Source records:
▼

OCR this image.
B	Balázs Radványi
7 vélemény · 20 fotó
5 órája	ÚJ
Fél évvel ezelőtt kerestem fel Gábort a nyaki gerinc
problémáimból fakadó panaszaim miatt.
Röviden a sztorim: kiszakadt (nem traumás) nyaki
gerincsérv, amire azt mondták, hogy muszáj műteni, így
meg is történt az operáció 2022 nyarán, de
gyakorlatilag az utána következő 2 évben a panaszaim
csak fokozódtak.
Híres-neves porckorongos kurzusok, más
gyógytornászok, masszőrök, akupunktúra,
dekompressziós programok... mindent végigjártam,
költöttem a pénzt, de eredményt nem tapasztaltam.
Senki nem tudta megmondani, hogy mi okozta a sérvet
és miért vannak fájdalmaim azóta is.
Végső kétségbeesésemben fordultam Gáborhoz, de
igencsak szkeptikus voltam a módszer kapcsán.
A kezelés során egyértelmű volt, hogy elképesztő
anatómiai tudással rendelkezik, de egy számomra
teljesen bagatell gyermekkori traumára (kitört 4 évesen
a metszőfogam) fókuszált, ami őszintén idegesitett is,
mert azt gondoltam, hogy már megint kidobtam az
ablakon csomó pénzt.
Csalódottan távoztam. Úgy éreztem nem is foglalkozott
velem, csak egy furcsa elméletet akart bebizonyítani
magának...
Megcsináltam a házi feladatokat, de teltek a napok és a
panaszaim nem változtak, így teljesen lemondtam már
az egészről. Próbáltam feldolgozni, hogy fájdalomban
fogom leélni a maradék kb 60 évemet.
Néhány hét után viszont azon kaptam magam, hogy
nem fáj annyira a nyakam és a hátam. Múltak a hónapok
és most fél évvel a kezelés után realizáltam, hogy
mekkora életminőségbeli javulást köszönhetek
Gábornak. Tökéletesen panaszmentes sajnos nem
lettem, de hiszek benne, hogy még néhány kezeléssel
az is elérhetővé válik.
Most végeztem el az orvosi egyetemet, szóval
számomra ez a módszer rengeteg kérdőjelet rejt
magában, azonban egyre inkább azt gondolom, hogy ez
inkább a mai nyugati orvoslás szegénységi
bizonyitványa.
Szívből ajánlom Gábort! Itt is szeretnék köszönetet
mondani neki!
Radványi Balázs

▲
▼

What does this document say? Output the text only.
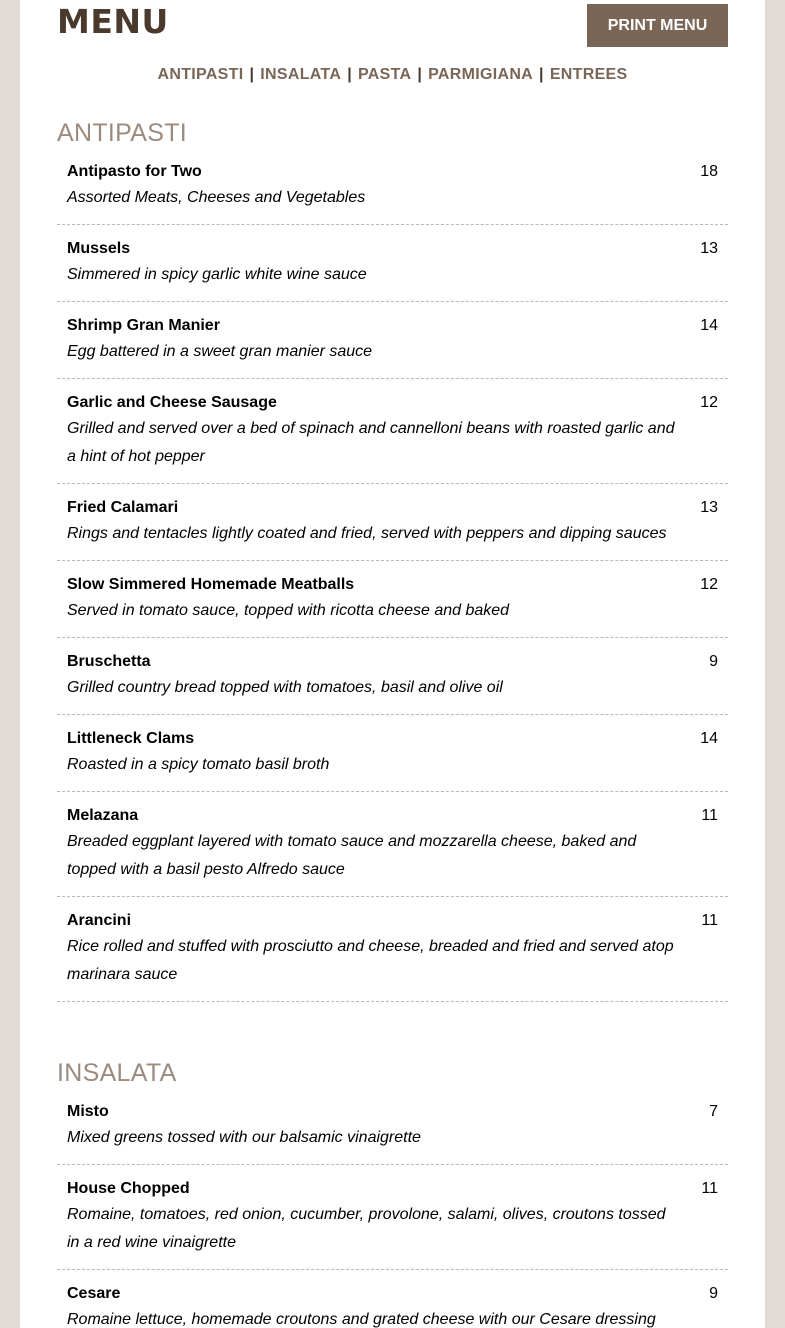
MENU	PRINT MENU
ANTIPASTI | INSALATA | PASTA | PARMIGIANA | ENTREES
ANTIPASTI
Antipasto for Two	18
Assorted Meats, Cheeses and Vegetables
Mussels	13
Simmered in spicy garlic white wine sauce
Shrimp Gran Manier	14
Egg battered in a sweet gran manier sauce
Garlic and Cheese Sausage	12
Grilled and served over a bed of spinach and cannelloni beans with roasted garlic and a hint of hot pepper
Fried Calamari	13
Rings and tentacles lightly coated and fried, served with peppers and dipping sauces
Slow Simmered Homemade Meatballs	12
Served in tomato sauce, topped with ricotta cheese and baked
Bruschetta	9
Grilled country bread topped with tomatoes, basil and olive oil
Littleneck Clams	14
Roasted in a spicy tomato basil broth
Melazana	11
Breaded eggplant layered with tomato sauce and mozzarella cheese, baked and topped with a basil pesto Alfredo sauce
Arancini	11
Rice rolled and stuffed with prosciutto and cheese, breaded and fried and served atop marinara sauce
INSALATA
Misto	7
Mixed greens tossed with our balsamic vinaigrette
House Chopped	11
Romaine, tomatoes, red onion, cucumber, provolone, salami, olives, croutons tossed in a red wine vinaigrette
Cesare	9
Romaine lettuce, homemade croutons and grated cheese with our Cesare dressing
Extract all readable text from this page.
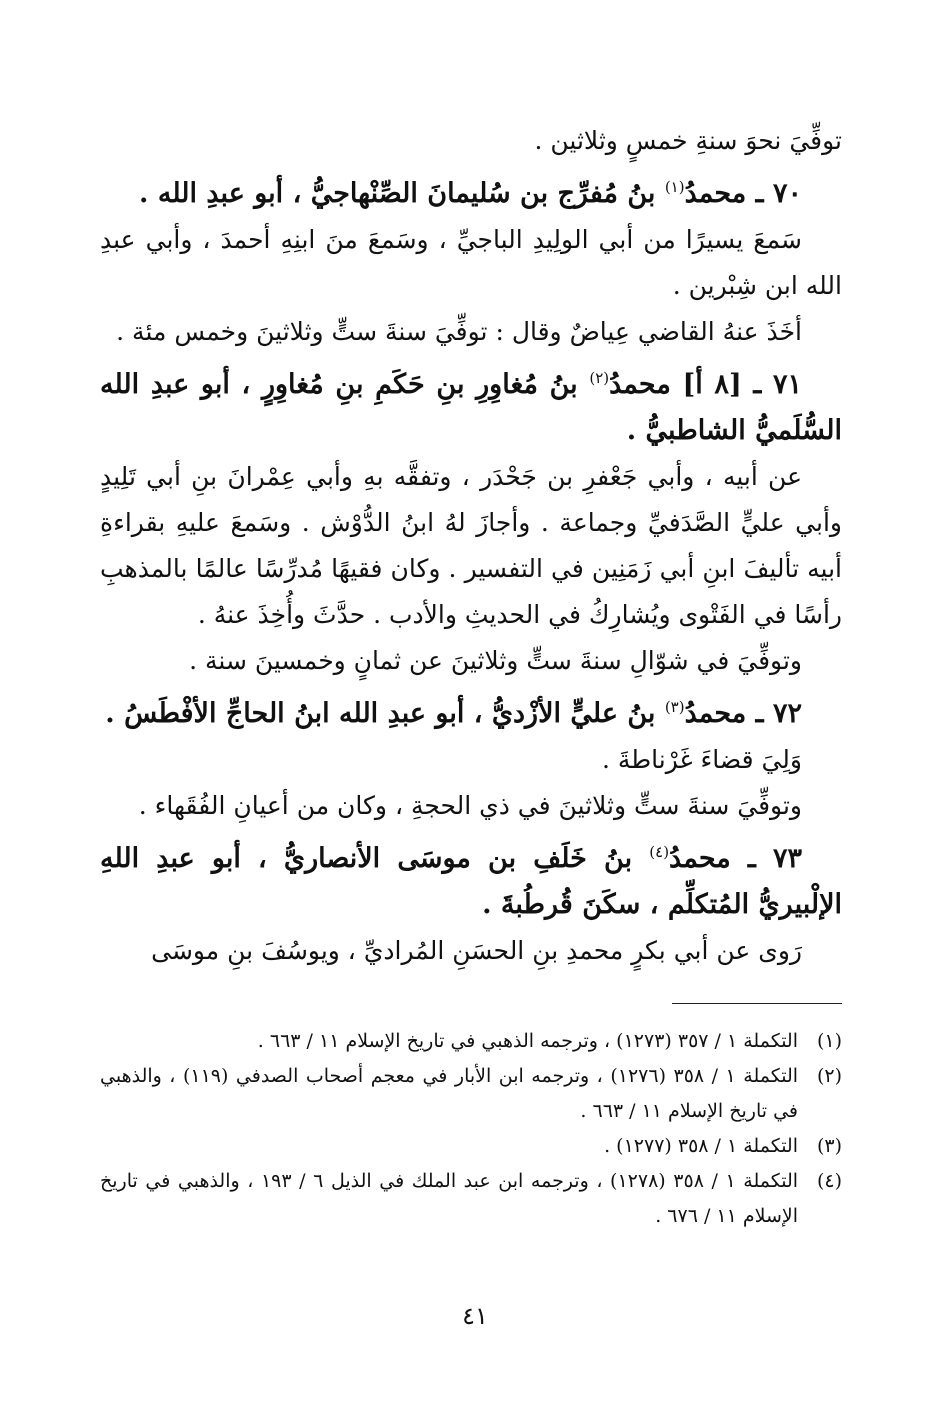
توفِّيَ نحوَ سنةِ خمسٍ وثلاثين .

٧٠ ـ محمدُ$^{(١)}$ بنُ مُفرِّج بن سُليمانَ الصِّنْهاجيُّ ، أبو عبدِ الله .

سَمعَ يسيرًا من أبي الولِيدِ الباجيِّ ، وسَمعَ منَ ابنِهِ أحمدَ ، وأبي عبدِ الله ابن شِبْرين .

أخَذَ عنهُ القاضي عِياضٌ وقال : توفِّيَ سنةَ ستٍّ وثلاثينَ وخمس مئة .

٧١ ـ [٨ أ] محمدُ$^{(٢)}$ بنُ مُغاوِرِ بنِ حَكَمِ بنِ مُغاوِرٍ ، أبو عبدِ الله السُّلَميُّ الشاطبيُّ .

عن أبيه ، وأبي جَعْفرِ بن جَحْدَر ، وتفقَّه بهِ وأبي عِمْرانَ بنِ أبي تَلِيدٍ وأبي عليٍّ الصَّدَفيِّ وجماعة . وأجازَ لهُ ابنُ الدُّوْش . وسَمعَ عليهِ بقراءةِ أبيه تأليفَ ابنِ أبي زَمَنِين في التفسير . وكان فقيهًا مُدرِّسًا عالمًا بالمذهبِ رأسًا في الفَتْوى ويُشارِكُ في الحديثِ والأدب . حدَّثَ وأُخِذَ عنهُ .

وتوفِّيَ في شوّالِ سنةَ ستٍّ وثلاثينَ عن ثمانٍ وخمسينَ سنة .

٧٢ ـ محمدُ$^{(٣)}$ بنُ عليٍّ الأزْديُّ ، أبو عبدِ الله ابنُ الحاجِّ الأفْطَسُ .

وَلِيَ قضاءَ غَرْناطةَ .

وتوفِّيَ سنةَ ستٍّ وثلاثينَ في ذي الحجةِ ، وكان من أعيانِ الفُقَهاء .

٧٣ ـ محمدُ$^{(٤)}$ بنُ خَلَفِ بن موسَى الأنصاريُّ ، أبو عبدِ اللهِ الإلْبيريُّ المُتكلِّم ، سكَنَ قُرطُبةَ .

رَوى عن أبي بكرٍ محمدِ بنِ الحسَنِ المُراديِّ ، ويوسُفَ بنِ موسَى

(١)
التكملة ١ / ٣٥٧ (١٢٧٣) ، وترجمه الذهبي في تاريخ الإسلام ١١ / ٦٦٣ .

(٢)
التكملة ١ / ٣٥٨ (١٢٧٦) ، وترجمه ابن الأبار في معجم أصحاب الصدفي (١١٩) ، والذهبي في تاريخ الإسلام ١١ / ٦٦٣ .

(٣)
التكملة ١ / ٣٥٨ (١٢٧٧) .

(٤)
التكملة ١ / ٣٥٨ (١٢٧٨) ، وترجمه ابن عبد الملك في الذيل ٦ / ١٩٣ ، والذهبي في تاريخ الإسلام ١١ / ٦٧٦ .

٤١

▲
▼

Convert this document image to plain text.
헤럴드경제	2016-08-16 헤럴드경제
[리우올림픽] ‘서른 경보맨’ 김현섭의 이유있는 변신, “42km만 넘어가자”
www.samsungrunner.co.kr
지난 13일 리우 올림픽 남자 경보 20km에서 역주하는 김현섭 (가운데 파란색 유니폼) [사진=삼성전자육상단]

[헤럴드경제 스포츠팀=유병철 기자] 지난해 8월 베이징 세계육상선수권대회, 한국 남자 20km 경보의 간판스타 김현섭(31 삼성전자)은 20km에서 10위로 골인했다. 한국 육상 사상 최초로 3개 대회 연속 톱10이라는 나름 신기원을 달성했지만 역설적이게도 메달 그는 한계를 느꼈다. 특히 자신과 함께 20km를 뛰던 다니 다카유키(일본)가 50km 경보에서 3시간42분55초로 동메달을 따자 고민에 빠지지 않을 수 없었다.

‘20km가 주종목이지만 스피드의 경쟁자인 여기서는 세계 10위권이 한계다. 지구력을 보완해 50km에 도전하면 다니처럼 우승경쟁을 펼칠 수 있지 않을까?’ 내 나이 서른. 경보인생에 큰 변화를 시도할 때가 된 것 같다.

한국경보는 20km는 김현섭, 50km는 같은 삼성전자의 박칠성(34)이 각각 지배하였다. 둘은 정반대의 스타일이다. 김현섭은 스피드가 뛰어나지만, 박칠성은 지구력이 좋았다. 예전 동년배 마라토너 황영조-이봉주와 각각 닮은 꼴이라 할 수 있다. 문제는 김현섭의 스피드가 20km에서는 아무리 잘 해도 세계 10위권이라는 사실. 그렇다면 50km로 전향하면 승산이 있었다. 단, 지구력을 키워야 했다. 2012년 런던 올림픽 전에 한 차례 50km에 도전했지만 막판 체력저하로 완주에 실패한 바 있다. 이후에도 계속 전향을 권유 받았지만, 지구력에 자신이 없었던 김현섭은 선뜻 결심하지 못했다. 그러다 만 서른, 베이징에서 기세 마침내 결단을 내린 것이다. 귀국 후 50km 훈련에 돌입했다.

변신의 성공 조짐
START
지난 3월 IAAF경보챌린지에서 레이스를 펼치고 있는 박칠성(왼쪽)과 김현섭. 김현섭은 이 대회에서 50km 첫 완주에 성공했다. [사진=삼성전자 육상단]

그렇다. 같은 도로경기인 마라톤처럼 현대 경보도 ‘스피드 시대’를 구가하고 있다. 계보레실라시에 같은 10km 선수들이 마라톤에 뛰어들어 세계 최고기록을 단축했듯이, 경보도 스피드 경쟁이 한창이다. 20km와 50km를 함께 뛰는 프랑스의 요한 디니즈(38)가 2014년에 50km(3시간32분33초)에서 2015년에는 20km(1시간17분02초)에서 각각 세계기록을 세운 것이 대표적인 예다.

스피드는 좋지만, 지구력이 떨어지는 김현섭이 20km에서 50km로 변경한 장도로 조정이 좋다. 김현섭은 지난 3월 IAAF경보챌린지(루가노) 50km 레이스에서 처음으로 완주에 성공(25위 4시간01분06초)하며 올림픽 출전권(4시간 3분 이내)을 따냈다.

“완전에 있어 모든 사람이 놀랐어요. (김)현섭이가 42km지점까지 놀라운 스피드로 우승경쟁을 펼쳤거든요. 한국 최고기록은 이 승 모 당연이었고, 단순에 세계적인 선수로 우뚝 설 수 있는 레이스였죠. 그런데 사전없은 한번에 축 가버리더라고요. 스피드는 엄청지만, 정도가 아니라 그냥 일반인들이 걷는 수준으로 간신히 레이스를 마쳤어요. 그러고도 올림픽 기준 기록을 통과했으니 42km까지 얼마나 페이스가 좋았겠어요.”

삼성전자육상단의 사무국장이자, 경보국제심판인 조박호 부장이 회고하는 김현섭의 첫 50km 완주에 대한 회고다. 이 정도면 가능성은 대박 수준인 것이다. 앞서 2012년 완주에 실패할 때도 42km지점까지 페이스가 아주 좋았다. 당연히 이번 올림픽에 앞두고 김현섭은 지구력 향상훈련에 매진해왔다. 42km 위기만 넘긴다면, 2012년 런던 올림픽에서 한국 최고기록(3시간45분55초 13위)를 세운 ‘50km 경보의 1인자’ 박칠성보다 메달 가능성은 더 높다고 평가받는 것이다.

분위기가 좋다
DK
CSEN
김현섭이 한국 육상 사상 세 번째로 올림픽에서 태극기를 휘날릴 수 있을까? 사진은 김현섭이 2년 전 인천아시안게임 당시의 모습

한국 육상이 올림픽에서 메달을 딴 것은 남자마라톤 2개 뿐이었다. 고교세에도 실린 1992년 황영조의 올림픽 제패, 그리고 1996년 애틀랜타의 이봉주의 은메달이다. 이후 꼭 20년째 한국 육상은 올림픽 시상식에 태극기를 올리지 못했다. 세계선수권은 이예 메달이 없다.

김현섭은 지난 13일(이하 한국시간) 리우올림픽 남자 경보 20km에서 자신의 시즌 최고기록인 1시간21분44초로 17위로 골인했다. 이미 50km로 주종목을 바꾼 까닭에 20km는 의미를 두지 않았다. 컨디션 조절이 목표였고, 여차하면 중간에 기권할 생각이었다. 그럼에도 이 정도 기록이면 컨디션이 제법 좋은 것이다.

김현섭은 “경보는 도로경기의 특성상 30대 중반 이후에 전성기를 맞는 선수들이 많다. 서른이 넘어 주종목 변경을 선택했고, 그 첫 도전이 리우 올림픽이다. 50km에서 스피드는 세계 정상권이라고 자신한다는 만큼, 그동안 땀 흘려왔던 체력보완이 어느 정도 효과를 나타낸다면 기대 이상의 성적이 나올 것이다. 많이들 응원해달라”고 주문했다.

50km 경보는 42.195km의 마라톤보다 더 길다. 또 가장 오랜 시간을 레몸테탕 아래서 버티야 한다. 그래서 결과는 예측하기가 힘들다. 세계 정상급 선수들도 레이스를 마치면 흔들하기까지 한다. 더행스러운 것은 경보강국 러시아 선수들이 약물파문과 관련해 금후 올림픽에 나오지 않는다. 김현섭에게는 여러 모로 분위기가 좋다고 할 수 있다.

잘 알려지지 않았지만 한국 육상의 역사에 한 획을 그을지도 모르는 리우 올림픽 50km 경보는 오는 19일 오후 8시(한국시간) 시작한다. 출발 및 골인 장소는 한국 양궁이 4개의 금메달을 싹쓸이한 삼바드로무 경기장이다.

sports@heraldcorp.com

▲

### [What this task involves]
Gather from the entries above all lines that include the string "스피드는".

### [Task result]
스피드는 좋지만, 지구력이 떨어지는 김현섭이 20km에서 50km로 변경한 장도로 조정이 좋다. 김현섭은 지난 3월 IAAF경보챌린지(루가노) 50km 레이스에서 처음으로 완주에 성공(25위 4시간01분06초)하며 올림픽 출전권(4시간 3분 이내)을 따냈다.
“완전에 있어 모든 사람이 놀랐어요. (김)현섭이가 42km지점까지 놀라운 스피드로 우승경쟁을 펼쳤거든요. 한국 최고기록은 이 승 모 당연이었고, 단순에 세계적인 선수로 우뚝 설 수 있는 레이스였죠. 그런데 사전없은 한번에 축 가버리더라고요. 스피드는 엄청지만, 정도가 아니라 그냥 일반인들이 걷는 수준으로 간신히 레이스를 마쳤어요. 그러고도 올림픽 기준 기록을 통과했으니 42km까지 얼마나 페이스가 좋았겠어요.”
김현섭은 “경보는 도로경기의 특성상 30대 중반 이후에 전성기를 맞는 선수들이 많다. 서른이 넘어 주종목 변경을 선택했고, 그 첫 도전이 리우 올림픽이다. 50km에서 스피드는 세계 정상권이라고 자신한다는 만큼, 그동안 땀 흘려왔던 체력보완이 어느 정도 효과를 나타낸다면 기대 이상의 성적이 나올 것이다. 많이들 응원해달라”고 주문했다.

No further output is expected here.